(Dataset items)
::::::::

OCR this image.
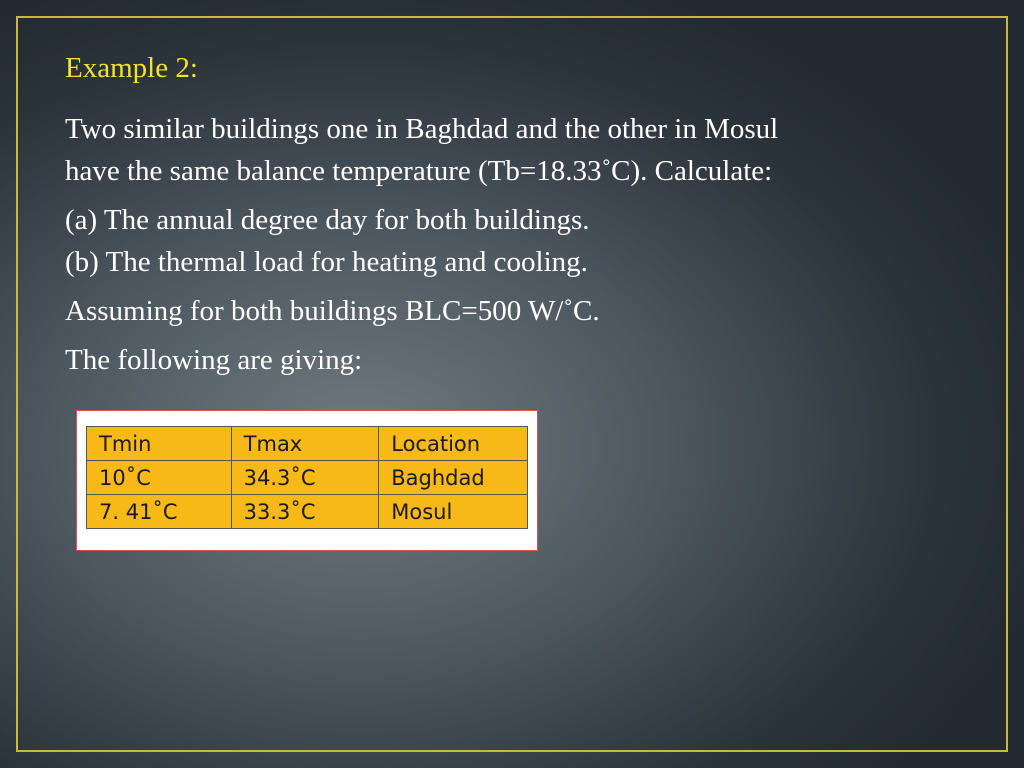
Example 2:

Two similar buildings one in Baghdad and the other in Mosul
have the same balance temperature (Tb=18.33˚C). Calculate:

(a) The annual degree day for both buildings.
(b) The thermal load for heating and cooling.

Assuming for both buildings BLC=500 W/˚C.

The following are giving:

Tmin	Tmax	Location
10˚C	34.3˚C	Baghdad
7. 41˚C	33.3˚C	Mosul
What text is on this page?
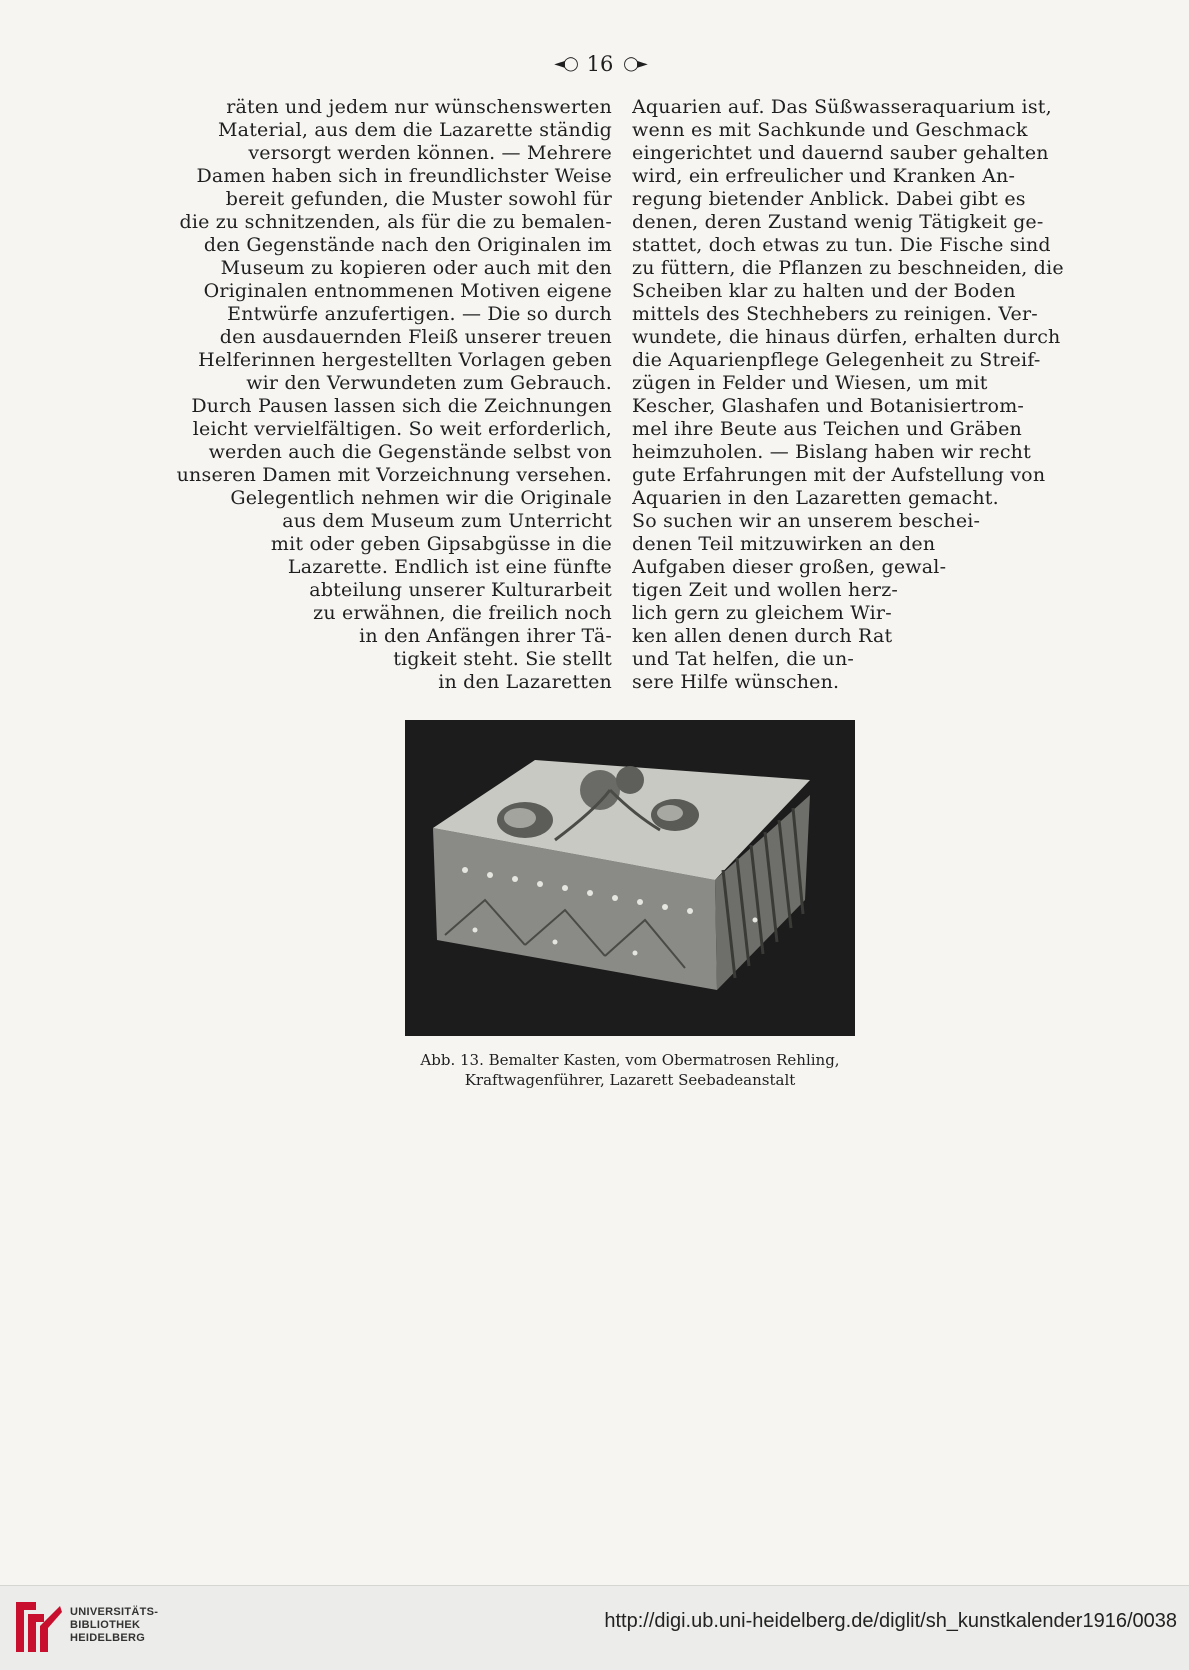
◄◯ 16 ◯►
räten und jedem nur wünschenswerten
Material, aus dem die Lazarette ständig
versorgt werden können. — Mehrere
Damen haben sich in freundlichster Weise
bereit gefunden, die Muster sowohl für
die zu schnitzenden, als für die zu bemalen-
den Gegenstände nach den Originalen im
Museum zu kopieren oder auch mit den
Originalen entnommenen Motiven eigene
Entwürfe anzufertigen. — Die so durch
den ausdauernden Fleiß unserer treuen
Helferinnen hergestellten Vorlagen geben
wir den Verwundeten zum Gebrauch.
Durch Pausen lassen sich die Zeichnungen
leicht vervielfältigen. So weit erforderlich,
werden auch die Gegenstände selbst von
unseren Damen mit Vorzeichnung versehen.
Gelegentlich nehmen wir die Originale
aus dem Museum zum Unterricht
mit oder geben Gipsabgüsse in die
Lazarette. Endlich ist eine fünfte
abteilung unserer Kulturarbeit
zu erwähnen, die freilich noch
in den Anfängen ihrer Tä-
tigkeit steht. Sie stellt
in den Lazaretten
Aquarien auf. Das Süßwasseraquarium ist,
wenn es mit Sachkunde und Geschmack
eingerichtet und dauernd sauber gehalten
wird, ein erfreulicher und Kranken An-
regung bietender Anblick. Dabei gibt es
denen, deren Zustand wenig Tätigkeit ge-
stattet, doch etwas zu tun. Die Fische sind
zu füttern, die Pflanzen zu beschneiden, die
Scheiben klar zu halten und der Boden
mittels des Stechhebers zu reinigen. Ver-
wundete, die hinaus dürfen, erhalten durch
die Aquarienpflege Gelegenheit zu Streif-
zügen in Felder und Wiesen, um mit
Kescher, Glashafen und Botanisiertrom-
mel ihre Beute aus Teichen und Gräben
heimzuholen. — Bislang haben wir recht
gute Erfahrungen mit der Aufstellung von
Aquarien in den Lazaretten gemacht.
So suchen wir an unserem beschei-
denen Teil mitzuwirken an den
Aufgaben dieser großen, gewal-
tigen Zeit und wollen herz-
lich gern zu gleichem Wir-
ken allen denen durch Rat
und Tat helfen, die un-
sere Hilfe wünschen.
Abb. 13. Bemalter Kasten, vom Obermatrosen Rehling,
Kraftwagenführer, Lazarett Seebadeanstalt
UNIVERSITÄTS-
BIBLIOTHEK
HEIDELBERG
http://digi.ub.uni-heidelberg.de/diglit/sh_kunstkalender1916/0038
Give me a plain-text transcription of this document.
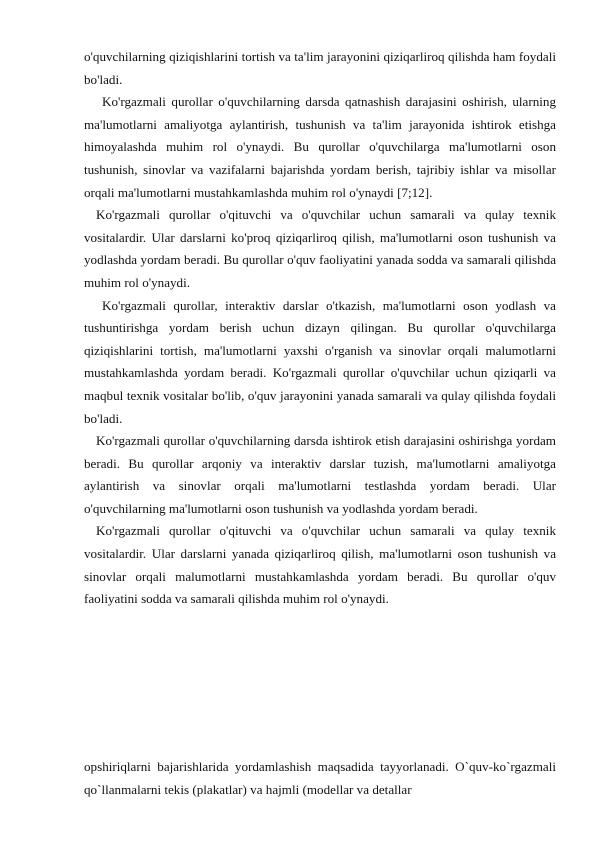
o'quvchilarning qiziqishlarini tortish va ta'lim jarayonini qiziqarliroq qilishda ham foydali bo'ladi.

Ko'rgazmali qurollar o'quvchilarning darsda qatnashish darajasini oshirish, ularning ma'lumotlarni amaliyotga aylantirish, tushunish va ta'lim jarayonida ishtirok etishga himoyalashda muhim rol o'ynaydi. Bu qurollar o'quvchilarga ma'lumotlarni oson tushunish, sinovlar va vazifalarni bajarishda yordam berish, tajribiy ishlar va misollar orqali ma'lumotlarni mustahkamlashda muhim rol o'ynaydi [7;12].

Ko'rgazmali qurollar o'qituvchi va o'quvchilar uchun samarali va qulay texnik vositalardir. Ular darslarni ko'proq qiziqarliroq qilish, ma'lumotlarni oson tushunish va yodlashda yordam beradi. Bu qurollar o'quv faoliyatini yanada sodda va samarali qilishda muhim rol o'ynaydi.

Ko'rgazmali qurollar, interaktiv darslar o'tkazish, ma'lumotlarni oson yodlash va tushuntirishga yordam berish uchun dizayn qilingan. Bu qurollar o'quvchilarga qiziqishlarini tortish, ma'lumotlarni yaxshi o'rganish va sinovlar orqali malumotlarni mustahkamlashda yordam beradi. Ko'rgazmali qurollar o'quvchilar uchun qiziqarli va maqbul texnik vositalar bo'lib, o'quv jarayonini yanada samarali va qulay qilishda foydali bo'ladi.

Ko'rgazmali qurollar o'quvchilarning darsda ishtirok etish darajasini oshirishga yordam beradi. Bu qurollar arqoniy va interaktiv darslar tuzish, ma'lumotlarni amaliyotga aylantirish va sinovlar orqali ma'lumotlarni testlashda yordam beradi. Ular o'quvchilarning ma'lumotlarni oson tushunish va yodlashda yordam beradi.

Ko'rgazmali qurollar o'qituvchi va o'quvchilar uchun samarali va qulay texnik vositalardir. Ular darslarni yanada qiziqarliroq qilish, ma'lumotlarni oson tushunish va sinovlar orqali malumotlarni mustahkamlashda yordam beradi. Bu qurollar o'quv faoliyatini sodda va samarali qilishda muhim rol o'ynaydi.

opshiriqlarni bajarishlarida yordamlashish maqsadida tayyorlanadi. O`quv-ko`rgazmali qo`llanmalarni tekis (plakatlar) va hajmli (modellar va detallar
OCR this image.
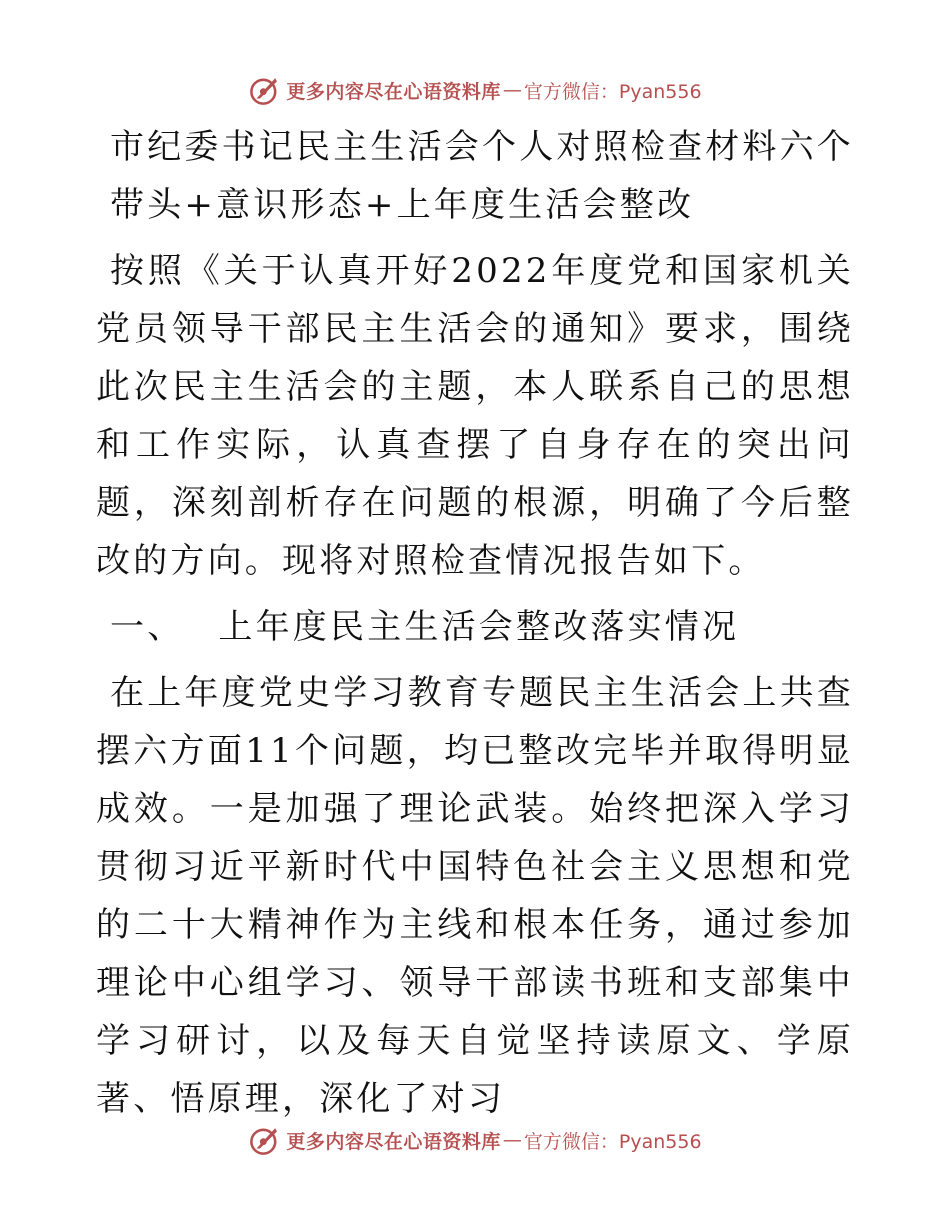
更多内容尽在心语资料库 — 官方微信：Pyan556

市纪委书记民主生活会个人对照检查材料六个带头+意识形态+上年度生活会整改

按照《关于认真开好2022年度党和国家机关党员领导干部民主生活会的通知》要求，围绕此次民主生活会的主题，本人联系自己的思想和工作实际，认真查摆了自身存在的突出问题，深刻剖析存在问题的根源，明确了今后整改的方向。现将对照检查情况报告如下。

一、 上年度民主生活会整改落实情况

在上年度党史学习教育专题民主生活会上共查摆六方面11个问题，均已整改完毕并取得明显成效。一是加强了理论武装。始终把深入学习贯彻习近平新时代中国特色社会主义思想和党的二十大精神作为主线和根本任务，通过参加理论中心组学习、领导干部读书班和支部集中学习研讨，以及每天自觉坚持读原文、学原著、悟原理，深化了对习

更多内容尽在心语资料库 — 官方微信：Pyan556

::::::::

Exercise | Omit every picture, then repeat the remaining data exactly as it appears above.

Exercise solution |
OCR this image.
Example 2:

Two similar buildings one in Baghdad and the other in Mosul
have the same balance temperature (Tb=18.33˚C). Calculate:

(a) The annual degree day for both buildings.
(b) The thermal load for heating and cooling.

Assuming for both buildings BLC=500 W/˚C.

The following are giving:

Tmin	Tmax	Location
10˚C	34.3˚C	Baghdad
7. 41˚C	33.3˚C	Mosul
What text is on this page?
◄◯ 16 ◯►
räten und jedem nur wünschenswerten
Material, aus dem die Lazarette ständig
versorgt werden können. — Mehrere
Damen haben sich in freundlichster Weise
bereit gefunden, die Muster sowohl für
die zu schnitzenden, als für die zu bemalen-
den Gegenstände nach den Originalen im
Museum zu kopieren oder auch mit den
Originalen entnommenen Motiven eigene
Entwürfe anzufertigen. — Die so durch
den ausdauernden Fleiß unserer treuen
Helferinnen hergestellten Vorlagen geben
wir den Verwundeten zum Gebrauch.
Durch Pausen lassen sich die Zeichnungen
leicht vervielfältigen. So weit erforderlich,
werden auch die Gegenstände selbst von
unseren Damen mit Vorzeichnung versehen.
Gelegentlich nehmen wir die Originale
aus dem Museum zum Unterricht
mit oder geben Gipsabgüsse in die
Lazarette. Endlich ist eine fünfte
abteilung unserer Kulturarbeit
zu erwähnen, die freilich noch
in den Anfängen ihrer Tä-
tigkeit steht. Sie stellt
in den Lazaretten
Aquarien auf. Das Süßwasseraquarium ist,
wenn es mit Sachkunde und Geschmack
eingerichtet und dauernd sauber gehalten
wird, ein erfreulicher und Kranken An-
regung bietender Anblick. Dabei gibt es
denen, deren Zustand wenig Tätigkeit ge-
stattet, doch etwas zu tun. Die Fische sind
zu füttern, die Pflanzen zu beschneiden, die
Scheiben klar zu halten und der Boden
mittels des Stechhebers zu reinigen. Ver-
wundete, die hinaus dürfen, erhalten durch
die Aquarienpflege Gelegenheit zu Streif-
zügen in Felder und Wiesen, um mit
Kescher, Glashafen und Botanisiertrom-
mel ihre Beute aus Teichen und Gräben
heimzuholen. — Bislang haben wir recht
gute Erfahrungen mit der Aufstellung von
Aquarien in den Lazaretten gemacht.
So suchen wir an unserem beschei-
denen Teil mitzuwirken an den
Aufgaben dieser großen, gewal-
tigen Zeit und wollen herz-
lich gern zu gleichem Wir-
ken allen denen durch Rat
und Tat helfen, die un-
sere Hilfe wünschen.
Abb. 13. Bemalter Kasten, vom Obermatrosen Rehling,
Kraftwagenführer, Lazarett Seebadeanstalt
UNIVERSITÄTS-
BIBLIOTHEK
HEIDELBERG
http://digi.ub.uni-heidelberg.de/diglit/sh_kunstkalender1916/0038
Give me a plain-text transcription of this document.
o'quvchilarning qiziqishlarini tortish va ta'lim jarayonini qiziqarliroq qilishda ham foydali bo'ladi.

Ko'rgazmali qurollar o'quvchilarning darsda qatnashish darajasini oshirish, ularning ma'lumotlarni amaliyotga aylantirish, tushunish va ta'lim jarayonida ishtirok etishga himoyalashda muhim rol o'ynaydi. Bu qurollar o'quvchilarga ma'lumotlarni oson tushunish, sinovlar va vazifalarni bajarishda yordam berish, tajribiy ishlar va misollar orqali ma'lumotlarni mustahkamlashda muhim rol o'ynaydi [7;12].

Ko'rgazmali qurollar o'qituvchi va o'quvchilar uchun samarali va qulay texnik vositalardir. Ular darslarni ko'proq qiziqarliroq qilish, ma'lumotlarni oson tushunish va yodlashda yordam beradi. Bu qurollar o'quv faoliyatini yanada sodda va samarali qilishda muhim rol o'ynaydi.

Ko'rgazmali qurollar, interaktiv darslar o'tkazish, ma'lumotlarni oson yodlash va tushuntirishga yordam berish uchun dizayn qilingan. Bu qurollar o'quvchilarga qiziqishlarini tortish, ma'lumotlarni yaxshi o'rganish va sinovlar orqali malumotlarni mustahkamlashda yordam beradi. Ko'rgazmali qurollar o'quvchilar uchun qiziqarli va maqbul texnik vositalar bo'lib, o'quv jarayonini yanada samarali va qulay qilishda foydali bo'ladi.

Ko'rgazmali qurollar o'quvchilarning darsda ishtirok etish darajasini oshirishga yordam beradi. Bu qurollar arqoniy va interaktiv darslar tuzish, ma'lumotlarni amaliyotga aylantirish va sinovlar orqali ma'lumotlarni testlashda yordam beradi. Ular o'quvchilarning ma'lumotlarni oson tushunish va yodlashda yordam beradi.

Ko'rgazmali qurollar o'qituvchi va o'quvchilar uchun samarali va qulay texnik vositalardir. Ular darslarni yanada qiziqarliroq qilish, ma'lumotlarni oson tushunish va sinovlar orqali malumotlarni mustahkamlashda yordam beradi. Bu qurollar o'quv faoliyatini sodda va samarali qilishda muhim rol o'ynaydi.

opshiriqlarni bajarishlarida yordamlashish maqsadida tayyorlanadi. O`quv-ko`rgazmali qo`llanmalarni tekis (plakatlar) va hajmli (modellar va detallar
OCR this image.
更多内容尽在心语资料库 — 官方微信：Pyan556

市纪委书记民主生活会个人对照检查材料六个带头+意识形态+上年度生活会整改

按照《关于认真开好2022年度党和国家机关党员领导干部民主生活会的通知》要求，围绕此次民主生活会的主题，本人联系自己的思想和工作实际，认真查摆了自身存在的突出问题，深刻剖析存在问题的根源，明确了今后整改的方向。现将对照检查情况报告如下。

一、 上年度民主生活会整改落实情况

在上年度党史学习教育专题民主生活会上共查摆六方面11个问题，均已整改完毕并取得明显成效。一是加强了理论武装。始终把深入学习贯彻习近平新时代中国特色社会主义思想和党的二十大精神作为主线和根本任务，通过参加理论中心组学习、领导干部读书班和支部集中学习研讨，以及每天自觉坚持读原文、学原著、悟原理，深化了对习

更多内容尽在心语资料库 — 官方微信：Pyan556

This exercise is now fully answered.